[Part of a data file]
● ● ●

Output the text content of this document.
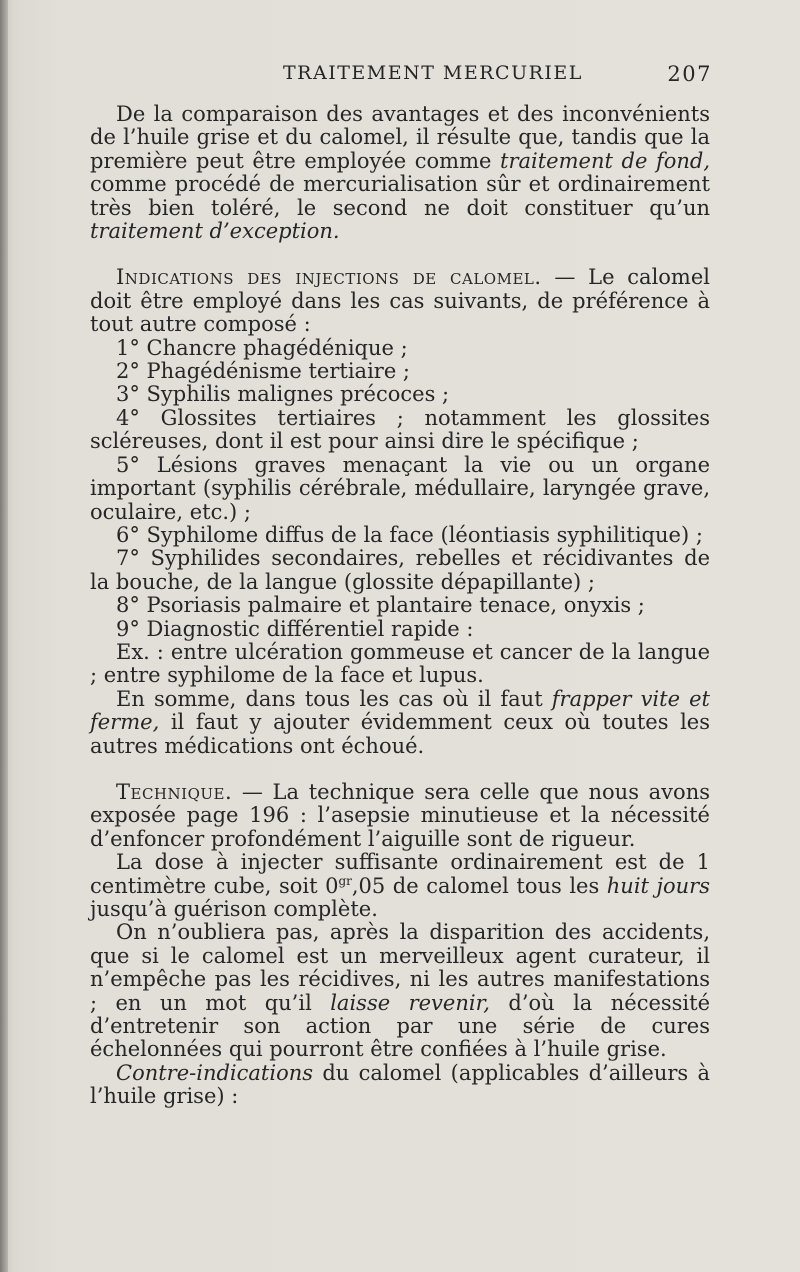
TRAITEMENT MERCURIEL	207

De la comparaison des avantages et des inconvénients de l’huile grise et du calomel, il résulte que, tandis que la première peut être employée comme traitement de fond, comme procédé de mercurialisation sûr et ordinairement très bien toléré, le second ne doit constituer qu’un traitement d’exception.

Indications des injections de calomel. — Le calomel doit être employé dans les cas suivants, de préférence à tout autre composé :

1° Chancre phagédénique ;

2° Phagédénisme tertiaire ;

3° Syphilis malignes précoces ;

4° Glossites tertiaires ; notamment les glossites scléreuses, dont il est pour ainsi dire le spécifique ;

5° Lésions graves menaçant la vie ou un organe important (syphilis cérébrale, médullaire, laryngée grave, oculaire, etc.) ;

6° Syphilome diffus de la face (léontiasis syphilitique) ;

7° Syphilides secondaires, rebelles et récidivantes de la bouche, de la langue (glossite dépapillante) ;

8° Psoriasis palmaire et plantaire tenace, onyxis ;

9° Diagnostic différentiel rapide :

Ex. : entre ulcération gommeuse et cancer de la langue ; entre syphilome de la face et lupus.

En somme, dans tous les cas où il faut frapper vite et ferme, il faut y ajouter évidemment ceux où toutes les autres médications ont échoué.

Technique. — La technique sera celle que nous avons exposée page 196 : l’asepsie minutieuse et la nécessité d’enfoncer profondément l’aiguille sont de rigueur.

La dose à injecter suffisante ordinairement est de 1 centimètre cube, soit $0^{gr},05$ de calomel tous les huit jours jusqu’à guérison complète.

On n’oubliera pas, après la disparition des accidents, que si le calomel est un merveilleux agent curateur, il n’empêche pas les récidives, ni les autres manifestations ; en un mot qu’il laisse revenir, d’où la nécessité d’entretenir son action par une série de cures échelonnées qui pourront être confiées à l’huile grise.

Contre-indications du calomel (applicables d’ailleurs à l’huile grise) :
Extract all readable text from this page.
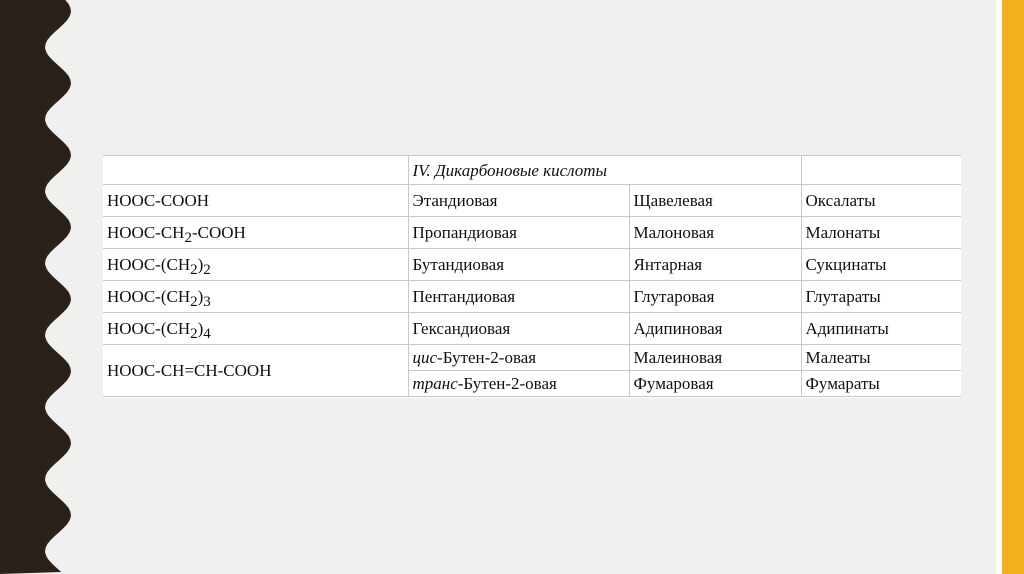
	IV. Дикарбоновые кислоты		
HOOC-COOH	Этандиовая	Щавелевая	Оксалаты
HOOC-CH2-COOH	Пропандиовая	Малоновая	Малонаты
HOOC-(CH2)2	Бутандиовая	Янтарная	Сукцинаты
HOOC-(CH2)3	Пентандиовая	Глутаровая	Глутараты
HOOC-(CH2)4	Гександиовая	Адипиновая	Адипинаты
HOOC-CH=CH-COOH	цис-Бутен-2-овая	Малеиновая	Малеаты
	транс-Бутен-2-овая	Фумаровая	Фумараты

● ● ●

• **Required task**: Skip every picture and transcribe the data above exactly.

• **Correct result**:
Output the text content of this document.
TRAITEMENT MERCURIEL	207

De la comparaison des avantages et des inconvénients de l’huile grise et du calomel, il résulte que, tandis que la première peut être employée comme traitement de fond, comme procédé de mercurialisation sûr et ordinairement très bien toléré, le second ne doit constituer qu’un traitement d’exception.

Indications des injections de calomel. — Le calomel doit être employé dans les cas suivants, de préférence à tout autre composé :

1° Chancre phagédénique ;

2° Phagédénisme tertiaire ;

3° Syphilis malignes précoces ;

4° Glossites tertiaires ; notamment les glossites scléreuses, dont il est pour ainsi dire le spécifique ;

5° Lésions graves menaçant la vie ou un organe important (syphilis cérébrale, médullaire, laryngée grave, oculaire, etc.) ;

6° Syphilome diffus de la face (léontiasis syphilitique) ;

7° Syphilides secondaires, rebelles et récidivantes de la bouche, de la langue (glossite dépapillante) ;

8° Psoriasis palmaire et plantaire tenace, onyxis ;

9° Diagnostic différentiel rapide :

Ex. : entre ulcération gommeuse et cancer de la langue ; entre syphilome de la face et lupus.

En somme, dans tous les cas où il faut frapper vite et ferme, il faut y ajouter évidemment ceux où toutes les autres médications ont échoué.

Technique. — La technique sera celle que nous avons exposée page 196 : l’asepsie minutieuse et la nécessité d’enfoncer profondément l’aiguille sont de rigueur.

La dose à injecter suffisante ordinairement est de 1 centimètre cube, soit $0^{gr},05$ de calomel tous les huit jours jusqu’à guérison complète.

On n’oubliera pas, après la disparition des accidents, que si le calomel est un merveilleux agent curateur, il n’empêche pas les récidives, ni les autres manifestations ; en un mot qu’il laisse revenir, d’où la nécessité d’entretenir son action par une série de cures échelonnées qui pourront être confiées à l’huile grise.

Contre-indications du calomel (applicables d’ailleurs à l’huile grise) :
Extract all readable text from this page.
	IV. Дикарбоновые кислоты		
HOOC-COOH	Этандиовая	Щавелевая	Оксалаты
HOOC-CH2-COOH	Пропандиовая	Малоновая	Малонаты
HOOC-(CH2)2	Бутандиовая	Янтарная	Сукцинаты
HOOC-(CH2)3	Пентандиовая	Глутаровая	Глутараты
HOOC-(CH2)4	Гександиовая	Адипиновая	Адипинаты
HOOC-CH=CH-COOH	цис-Бутен-2-овая	Малеиновая	Малеаты
	транс-Бутен-2-овая	Фумаровая	Фумараты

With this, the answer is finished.